> **WHAT THIS TASK INVOLVES**
Identify and reproduce every line holding the string "spot".

(Saved data entries)
┌──

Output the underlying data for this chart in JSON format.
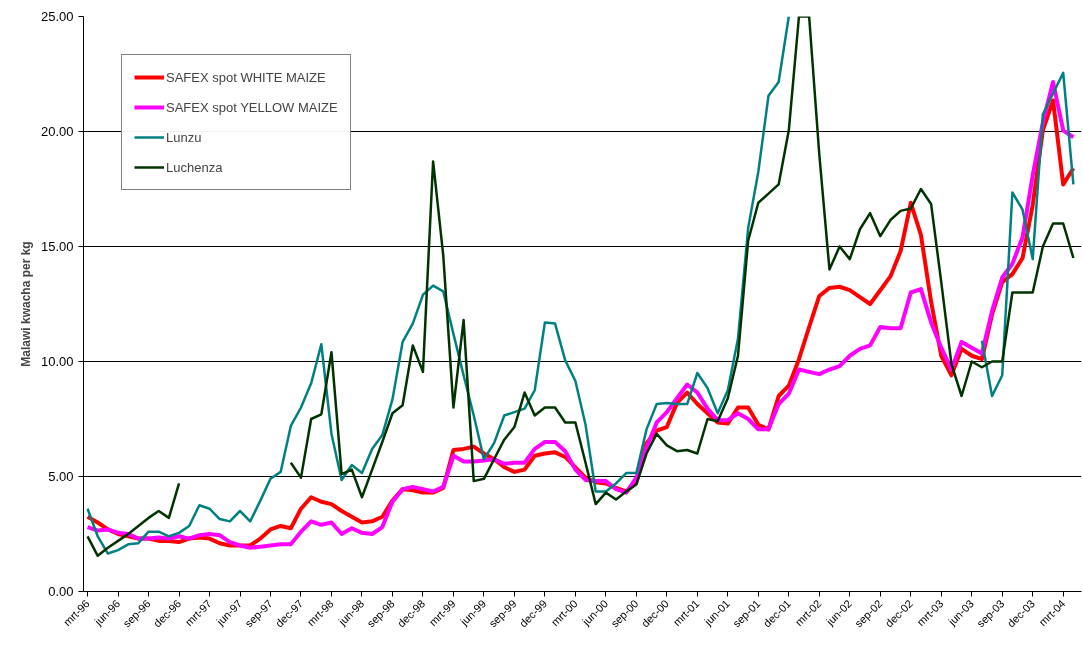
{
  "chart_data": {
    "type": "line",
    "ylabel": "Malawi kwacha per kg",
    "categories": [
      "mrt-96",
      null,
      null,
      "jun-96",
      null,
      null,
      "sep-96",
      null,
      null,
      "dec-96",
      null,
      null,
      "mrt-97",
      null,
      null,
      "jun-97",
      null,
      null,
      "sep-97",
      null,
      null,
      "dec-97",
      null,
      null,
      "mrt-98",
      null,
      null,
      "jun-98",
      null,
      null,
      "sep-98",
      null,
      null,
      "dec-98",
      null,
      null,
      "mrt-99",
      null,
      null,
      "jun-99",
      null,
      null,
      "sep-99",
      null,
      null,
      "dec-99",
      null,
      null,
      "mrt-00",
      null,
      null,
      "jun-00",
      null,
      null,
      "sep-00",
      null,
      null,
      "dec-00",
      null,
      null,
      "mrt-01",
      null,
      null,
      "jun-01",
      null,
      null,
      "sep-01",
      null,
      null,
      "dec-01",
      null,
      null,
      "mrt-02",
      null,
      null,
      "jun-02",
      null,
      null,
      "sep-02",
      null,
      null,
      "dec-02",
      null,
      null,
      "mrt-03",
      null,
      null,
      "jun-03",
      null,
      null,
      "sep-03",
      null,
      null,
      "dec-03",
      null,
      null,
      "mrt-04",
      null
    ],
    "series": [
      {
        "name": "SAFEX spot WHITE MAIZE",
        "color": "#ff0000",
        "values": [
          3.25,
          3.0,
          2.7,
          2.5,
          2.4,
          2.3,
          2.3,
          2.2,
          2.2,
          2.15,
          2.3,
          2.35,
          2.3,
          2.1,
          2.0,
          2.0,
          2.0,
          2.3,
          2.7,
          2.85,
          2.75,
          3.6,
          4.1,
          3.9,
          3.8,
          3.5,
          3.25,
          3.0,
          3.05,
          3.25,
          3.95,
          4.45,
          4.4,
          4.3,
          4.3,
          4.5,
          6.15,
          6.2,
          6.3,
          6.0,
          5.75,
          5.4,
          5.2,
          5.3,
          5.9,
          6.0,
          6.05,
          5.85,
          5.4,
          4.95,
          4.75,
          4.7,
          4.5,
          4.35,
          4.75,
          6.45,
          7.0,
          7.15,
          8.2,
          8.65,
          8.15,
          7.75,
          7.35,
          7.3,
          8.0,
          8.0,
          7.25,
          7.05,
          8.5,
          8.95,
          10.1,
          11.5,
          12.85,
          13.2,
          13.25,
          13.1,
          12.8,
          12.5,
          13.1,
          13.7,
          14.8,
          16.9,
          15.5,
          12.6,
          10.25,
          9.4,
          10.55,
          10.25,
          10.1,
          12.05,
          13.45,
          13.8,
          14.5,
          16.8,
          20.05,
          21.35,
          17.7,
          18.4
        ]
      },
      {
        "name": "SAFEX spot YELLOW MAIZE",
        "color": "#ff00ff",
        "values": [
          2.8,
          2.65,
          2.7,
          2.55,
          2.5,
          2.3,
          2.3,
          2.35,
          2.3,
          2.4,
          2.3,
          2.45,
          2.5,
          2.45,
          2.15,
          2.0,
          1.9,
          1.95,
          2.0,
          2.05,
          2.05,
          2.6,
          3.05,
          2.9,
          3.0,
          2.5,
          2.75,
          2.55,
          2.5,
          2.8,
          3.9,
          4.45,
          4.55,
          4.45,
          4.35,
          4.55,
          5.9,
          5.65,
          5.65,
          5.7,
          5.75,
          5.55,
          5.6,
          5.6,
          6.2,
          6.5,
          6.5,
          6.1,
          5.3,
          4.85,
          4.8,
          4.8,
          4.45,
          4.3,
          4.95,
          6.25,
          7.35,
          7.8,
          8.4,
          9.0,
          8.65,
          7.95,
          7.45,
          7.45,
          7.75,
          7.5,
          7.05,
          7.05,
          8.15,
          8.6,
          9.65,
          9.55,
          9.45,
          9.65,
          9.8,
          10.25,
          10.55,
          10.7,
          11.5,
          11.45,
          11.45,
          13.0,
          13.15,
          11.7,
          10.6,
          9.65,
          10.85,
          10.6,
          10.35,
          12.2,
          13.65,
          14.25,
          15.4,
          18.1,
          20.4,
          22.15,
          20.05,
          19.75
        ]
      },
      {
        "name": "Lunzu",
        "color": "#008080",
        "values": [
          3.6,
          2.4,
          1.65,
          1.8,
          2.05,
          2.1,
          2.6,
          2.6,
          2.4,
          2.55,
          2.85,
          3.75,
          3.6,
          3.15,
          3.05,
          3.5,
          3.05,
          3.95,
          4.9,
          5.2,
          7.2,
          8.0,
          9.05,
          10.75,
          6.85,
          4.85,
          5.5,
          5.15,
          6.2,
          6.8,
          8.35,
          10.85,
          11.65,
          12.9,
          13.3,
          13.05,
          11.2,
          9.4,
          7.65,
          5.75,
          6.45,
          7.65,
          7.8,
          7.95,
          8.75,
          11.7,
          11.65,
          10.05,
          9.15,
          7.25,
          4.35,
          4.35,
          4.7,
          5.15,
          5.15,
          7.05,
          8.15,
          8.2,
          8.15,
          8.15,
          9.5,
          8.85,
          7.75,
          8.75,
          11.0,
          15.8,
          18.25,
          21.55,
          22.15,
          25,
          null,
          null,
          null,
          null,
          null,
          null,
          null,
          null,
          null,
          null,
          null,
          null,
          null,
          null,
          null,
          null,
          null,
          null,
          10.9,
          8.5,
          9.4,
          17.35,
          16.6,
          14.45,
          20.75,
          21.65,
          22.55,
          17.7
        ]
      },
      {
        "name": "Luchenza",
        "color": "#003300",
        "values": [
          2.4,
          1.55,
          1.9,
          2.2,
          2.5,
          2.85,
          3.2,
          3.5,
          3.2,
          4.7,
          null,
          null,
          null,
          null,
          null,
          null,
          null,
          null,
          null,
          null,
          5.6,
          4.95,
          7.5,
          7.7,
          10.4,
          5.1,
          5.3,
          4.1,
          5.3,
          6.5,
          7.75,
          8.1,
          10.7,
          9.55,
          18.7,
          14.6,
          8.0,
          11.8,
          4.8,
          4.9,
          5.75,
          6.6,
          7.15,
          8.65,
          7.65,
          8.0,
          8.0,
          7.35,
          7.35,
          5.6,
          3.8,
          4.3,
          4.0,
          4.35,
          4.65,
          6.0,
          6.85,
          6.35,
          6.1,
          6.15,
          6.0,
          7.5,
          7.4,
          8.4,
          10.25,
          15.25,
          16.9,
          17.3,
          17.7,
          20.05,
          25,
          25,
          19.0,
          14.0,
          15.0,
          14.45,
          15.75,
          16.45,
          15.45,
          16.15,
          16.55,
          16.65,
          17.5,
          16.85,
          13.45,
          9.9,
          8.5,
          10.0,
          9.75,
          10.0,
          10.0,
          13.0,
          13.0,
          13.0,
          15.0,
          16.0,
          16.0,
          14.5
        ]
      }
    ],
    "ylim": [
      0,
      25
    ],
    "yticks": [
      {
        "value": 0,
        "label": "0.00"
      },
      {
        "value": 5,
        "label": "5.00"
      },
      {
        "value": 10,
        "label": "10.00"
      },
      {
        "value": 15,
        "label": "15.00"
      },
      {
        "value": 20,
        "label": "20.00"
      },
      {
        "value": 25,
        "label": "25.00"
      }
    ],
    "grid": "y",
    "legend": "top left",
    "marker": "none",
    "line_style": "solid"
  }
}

└──
┌──

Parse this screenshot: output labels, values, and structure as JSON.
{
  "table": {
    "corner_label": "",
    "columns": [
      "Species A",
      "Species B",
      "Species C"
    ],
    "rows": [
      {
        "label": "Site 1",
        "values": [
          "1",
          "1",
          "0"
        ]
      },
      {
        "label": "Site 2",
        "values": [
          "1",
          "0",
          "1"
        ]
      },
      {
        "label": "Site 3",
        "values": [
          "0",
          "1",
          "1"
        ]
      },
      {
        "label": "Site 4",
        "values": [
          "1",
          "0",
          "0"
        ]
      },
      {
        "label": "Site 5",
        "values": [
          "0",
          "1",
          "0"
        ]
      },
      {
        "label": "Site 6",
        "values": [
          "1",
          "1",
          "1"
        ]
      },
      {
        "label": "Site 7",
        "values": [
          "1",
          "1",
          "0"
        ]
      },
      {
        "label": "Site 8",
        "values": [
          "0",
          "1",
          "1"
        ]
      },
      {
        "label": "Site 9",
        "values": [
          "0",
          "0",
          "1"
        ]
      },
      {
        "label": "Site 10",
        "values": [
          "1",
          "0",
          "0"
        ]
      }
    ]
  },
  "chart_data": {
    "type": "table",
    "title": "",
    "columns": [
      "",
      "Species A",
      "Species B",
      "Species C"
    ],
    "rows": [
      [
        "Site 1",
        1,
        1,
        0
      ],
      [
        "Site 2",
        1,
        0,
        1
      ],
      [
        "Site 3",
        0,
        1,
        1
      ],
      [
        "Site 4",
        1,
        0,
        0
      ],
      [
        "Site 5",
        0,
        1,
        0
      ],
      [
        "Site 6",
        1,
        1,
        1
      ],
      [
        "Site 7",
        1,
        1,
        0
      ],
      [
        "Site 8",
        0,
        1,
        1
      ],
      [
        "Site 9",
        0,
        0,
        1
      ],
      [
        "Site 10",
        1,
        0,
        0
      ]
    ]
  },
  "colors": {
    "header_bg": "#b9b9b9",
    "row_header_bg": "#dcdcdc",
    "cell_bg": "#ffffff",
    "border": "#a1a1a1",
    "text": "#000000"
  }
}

└──
┌──

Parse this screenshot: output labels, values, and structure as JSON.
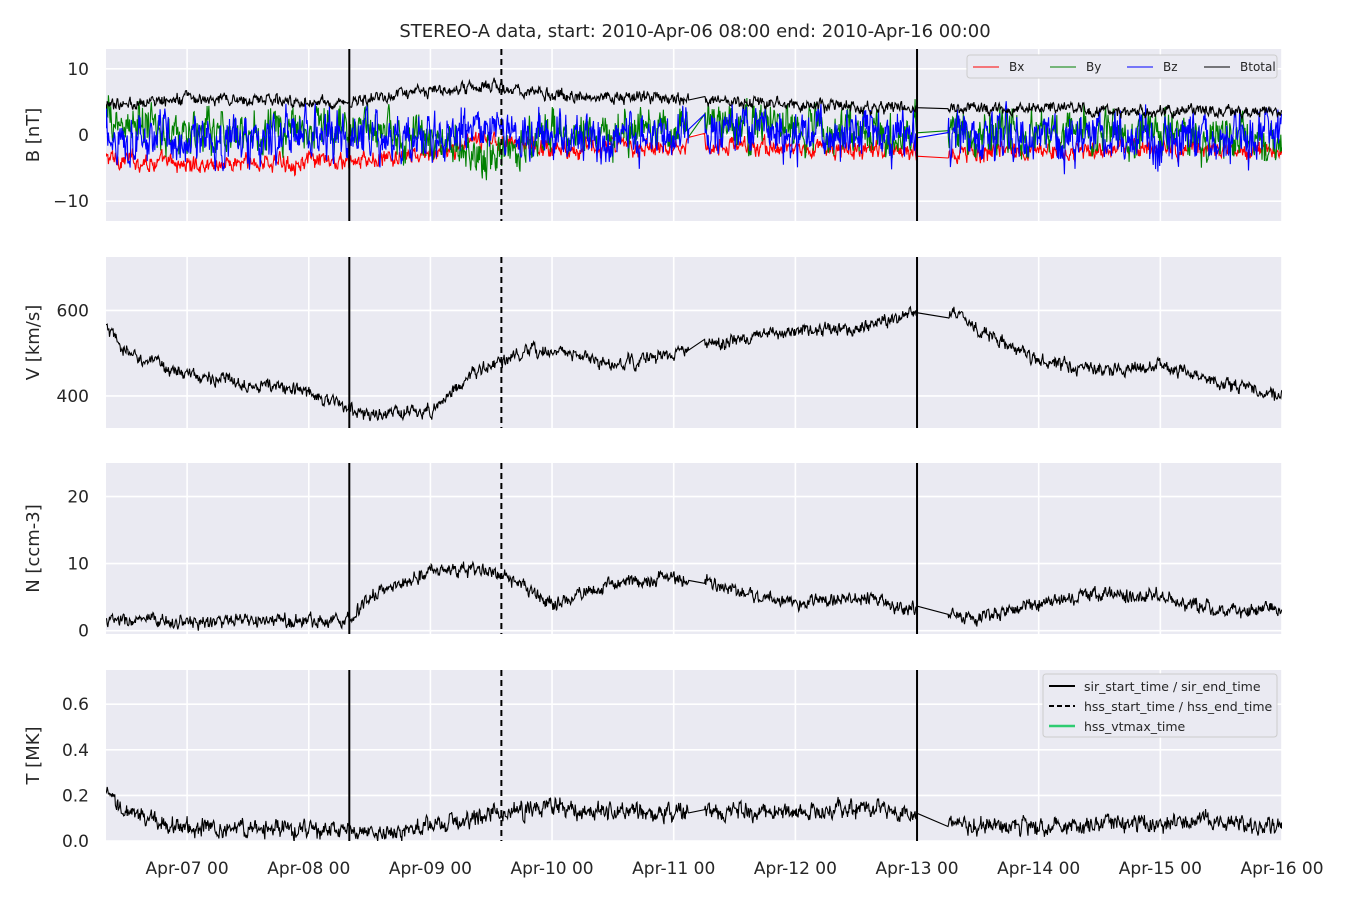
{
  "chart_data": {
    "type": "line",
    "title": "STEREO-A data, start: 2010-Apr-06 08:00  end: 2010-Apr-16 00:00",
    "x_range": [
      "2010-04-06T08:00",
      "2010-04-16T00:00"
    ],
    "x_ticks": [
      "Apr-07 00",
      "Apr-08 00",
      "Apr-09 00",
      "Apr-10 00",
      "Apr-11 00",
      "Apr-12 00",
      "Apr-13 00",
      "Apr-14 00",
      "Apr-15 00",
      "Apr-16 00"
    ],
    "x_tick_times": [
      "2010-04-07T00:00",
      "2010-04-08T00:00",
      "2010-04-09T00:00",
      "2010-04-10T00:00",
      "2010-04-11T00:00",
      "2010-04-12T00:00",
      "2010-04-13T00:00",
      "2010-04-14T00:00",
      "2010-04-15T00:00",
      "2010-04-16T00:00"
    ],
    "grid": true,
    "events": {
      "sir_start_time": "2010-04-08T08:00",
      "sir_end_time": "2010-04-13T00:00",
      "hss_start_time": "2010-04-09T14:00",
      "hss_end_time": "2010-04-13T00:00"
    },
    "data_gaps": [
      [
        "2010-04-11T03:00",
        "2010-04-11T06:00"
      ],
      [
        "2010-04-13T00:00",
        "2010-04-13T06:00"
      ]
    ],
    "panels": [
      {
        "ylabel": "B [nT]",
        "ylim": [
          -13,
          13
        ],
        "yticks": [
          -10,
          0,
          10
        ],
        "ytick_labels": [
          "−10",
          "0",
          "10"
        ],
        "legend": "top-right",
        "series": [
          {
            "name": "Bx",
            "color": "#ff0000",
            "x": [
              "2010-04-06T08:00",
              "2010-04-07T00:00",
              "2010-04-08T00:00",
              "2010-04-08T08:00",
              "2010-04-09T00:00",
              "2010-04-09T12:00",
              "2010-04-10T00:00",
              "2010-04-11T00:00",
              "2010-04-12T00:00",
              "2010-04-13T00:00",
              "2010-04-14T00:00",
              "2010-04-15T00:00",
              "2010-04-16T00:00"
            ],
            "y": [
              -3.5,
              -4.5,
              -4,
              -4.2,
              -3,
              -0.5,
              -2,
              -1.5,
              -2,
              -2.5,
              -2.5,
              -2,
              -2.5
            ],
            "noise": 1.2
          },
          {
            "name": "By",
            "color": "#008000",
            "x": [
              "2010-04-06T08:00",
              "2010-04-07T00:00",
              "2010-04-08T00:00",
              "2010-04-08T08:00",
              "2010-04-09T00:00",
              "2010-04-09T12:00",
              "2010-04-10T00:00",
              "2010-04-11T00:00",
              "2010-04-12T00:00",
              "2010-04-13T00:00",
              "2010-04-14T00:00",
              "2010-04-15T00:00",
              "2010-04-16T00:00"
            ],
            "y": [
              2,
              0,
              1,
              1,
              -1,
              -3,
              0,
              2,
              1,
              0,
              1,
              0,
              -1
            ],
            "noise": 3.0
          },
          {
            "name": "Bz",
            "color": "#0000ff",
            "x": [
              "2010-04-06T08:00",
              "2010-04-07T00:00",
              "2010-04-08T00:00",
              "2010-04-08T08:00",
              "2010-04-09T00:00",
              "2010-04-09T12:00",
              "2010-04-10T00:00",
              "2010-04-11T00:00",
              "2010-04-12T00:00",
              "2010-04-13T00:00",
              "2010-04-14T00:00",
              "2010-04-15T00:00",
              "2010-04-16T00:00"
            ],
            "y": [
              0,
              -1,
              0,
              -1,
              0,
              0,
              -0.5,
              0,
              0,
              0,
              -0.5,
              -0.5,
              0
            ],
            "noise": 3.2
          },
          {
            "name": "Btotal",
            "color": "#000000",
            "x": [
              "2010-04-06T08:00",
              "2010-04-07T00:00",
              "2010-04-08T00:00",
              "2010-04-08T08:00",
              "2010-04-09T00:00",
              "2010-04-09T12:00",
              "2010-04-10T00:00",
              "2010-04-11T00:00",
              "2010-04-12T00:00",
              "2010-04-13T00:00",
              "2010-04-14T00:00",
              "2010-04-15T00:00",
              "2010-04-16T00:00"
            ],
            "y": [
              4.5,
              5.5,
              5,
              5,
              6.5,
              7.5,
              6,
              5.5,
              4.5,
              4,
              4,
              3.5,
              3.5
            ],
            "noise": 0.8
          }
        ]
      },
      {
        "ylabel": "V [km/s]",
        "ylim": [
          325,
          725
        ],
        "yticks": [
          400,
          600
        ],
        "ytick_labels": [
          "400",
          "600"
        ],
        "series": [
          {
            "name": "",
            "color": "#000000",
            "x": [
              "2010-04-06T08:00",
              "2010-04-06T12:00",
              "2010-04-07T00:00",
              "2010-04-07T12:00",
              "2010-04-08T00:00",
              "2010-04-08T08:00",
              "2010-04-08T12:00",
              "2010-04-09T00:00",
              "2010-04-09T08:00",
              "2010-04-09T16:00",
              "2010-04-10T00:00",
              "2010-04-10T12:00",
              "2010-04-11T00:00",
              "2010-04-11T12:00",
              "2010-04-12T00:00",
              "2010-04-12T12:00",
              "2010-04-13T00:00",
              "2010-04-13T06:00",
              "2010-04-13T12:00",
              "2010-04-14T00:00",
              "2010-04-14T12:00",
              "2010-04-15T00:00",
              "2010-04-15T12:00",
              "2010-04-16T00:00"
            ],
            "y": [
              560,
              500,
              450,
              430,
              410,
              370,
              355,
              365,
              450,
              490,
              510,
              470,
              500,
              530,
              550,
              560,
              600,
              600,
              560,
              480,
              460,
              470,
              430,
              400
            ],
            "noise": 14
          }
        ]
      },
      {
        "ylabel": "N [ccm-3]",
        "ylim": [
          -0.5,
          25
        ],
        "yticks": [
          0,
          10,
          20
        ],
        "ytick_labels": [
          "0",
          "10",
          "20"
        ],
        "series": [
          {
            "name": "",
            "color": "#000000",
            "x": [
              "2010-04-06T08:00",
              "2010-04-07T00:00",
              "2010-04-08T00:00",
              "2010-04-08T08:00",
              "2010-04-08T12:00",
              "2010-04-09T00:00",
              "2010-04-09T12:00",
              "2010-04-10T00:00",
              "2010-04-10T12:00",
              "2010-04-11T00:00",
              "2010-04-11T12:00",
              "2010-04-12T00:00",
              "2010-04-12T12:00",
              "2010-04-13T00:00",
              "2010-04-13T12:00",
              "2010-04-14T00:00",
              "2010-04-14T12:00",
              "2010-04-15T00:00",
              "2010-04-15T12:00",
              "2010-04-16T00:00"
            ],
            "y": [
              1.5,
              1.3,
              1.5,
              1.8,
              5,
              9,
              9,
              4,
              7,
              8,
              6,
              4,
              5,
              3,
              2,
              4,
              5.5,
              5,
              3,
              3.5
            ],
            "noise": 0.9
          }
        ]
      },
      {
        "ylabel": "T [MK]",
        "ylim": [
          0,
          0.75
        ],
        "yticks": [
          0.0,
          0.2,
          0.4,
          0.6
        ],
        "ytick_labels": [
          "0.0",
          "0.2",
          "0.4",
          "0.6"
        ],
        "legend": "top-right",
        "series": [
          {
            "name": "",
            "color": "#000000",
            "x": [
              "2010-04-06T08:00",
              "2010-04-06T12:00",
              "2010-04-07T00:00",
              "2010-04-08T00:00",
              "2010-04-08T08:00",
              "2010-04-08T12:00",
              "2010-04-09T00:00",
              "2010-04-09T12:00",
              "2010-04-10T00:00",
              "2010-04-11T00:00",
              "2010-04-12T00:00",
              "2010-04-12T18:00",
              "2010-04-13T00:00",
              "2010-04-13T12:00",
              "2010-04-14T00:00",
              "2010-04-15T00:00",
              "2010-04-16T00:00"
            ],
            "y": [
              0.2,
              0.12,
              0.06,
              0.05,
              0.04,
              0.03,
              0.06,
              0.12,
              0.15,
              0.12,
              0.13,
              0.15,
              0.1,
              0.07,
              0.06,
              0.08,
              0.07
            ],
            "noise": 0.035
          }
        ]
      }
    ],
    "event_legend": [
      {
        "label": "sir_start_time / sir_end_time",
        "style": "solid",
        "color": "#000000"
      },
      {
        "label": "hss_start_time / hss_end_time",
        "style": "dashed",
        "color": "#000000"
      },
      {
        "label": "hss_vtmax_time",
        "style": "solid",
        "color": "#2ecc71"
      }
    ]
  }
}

└──

> **THE COMPLETED TASK**
        "name": "SAFEX spot WHITE MAIZE",
        "name": "SAFEX spot YELLOW MAIZE",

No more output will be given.